━━━━━ Data shown

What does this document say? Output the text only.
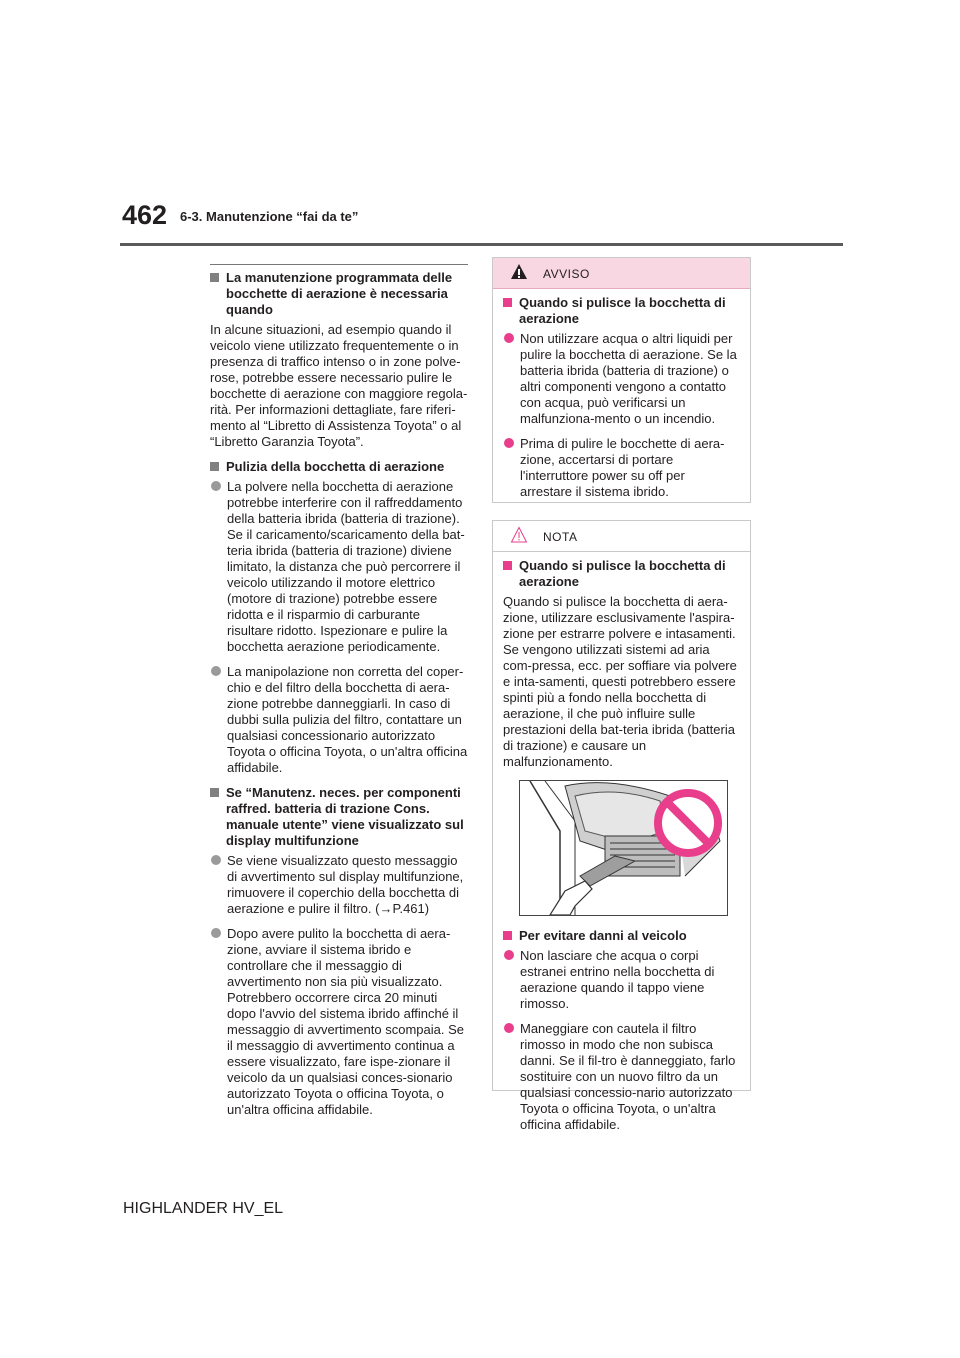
462 6-3. Manutenzione “fai da te”
La manutenzione programmata delle bocchette di aerazione è necessaria quando

In alcune situazioni, ad esempio quando il veicolo viene utilizzato frequentemente o in presenza di traffico intenso o in zone polve-rose, potrebbe essere necessario pulire le bocchette di aerazione con maggiore regola-rità. Per informazioni dettagliate, fare riferi-mento al “Libretto di Assistenza Toyota” o al “Libretto Garanzia Toyota”.

Pulizia della bocchetta di aerazione
La polvere nella bocchetta di aerazione potrebbe interferire con il raffreddamento della batteria ibrida (batteria di trazione). Se il caricamento/scaricamento della bat-teria ibrida (batteria di trazione) diviene limitato, la distanza che può percorrere il veicolo utilizzando il motore elettrico (motore di trazione) potrebbe essere ridotta e il risparmio di carburante risultare ridotto. Ispezionare e pulire la bocchetta aerazione periodicamente.
La manipolazione non corretta del coper-chio e del filtro della bocchetta di aera-zione potrebbe danneggiarli. In caso di dubbi sulla pulizia del filtro, contattare un qualsiasi concessionario autorizzato Toyota o officina Toyota, o un'altra officina affidabile.
Se “Manutenz. neces. per componenti raffred. batteria di trazione Cons. manuale utente” viene visualizzato sul display multifunzione
Se viene visualizzato questo messaggio di avvertimento sul display multifunzione, rimuovere il coperchio della bocchetta di aerazione e pulire il filtro. (→P.461)
Dopo avere pulito la bocchetta di aera-zione, avviare il sistema ibrido e controllare che il messaggio di avvertimento non sia più visualizzato. Potrebbero occorrere circa 20 minuti dopo l'avvio del sistema ibrido affinché il messaggio di avvertimento scompaia. Se il messaggio di avvertimento continua a essere visualizzato, fare ispe-zionare il veicolo da un qualsiasi conces-sionario autorizzato Toyota o officina Toyota, o un'altra officina affidabile.
AVVISO
Quando si pulisce la bocchetta di aerazione
Non utilizzare acqua o altri liquidi per pulire la bocchetta di aerazione. Se la batteria ibrida (batteria di trazione) o altri componenti vengono a contatto con acqua, può verificarsi un malfunziona-mento o un incendio.
Prima di pulire le bocchette di aera-zione, accertarsi di portare l'interruttore power su off per arrestare il sistema ibrido.
NOTA
Quando si pulisce la bocchetta di aerazione

Quando si pulisce la bocchetta di aera-zione, utilizzare esclusivamente l'aspira-zione per estrarre polvere e intasamenti. Se vengono utilizzati sistemi ad aria com-pressa, ecc. per soffiare via polvere e inta-samenti, questi potrebbero essere spinti più a fondo nella bocchetta di aerazione, il che può influire sulle prestazioni della bat-teria ibrida (batteria di trazione) e causare un malfunzionamento.

Per evitare danni al veicolo
Non lasciare che acqua o corpi estranei entrino nella bocchetta di aerazione quando il tappo viene rimosso.
Maneggiare con cautela il filtro rimosso in modo che non subisca danni. Se il fil-tro è danneggiato, farlo sostituire con un nuovo filtro da un qualsiasi concessio-nario autorizzato Toyota o officina Toyota, o un'altra officina affidabile.
HIGHLANDER HV_EL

━━━━━━━━━━

## What you will do
Which lines include the word "essere"? List them all.

## Answer
In alcune situazioni, ad esempio quando il veicolo viene utilizzato frequentemente o in presenza di traffico intenso o in zone polve-rose, potrebbe essere necessario pulire le bocchette di aerazione con maggiore regola-rità. Per informazioni dettagliate, fare riferi-mento al “Libretto di Assistenza Toyota” o al “Libretto Garanzia Toyota”.
La polvere nella bocchetta di aerazione potrebbe interferire con il raffreddamento della batteria ibrida (batteria di trazione). Se il caricamento/scaricamento della bat-teria ibrida (batteria di trazione) diviene limitato, la distanza che può percorrere il veicolo utilizzando il motore elettrico (motore di trazione) potrebbe essere ridotta e il risparmio di carburante risultare ridotto. Ispezionare e pulire la bocchetta aerazione periodicamente.
Dopo avere pulito la bocchetta di aera-zione, avviare il sistema ibrido e controllare che il messaggio di avvertimento non sia più visualizzato. Potrebbero occorrere circa 20 minuti dopo l'avvio del sistema ibrido affinché il messaggio di avvertimento scompaia. Se il messaggio di avvertimento continua a essere visualizzato, fare ispe-zionare il veicolo da un qualsiasi conces-sionario autorizzato Toyota o officina Toyota, o un'altra officina affidabile.
Quando si pulisce la bocchetta di aera-zione, utilizzare esclusivamente l'aspira-zione per estrarre polvere e intasamenti. Se vengono utilizzati sistemi ad aria com-pressa, ecc. per soffiare via polvere e inta-samenti, questi potrebbero essere spinti più a fondo nella bocchetta di aerazione, il che può influire sulle prestazioni della bat-teria ibrida (batteria di trazione) e causare un malfunzionamento.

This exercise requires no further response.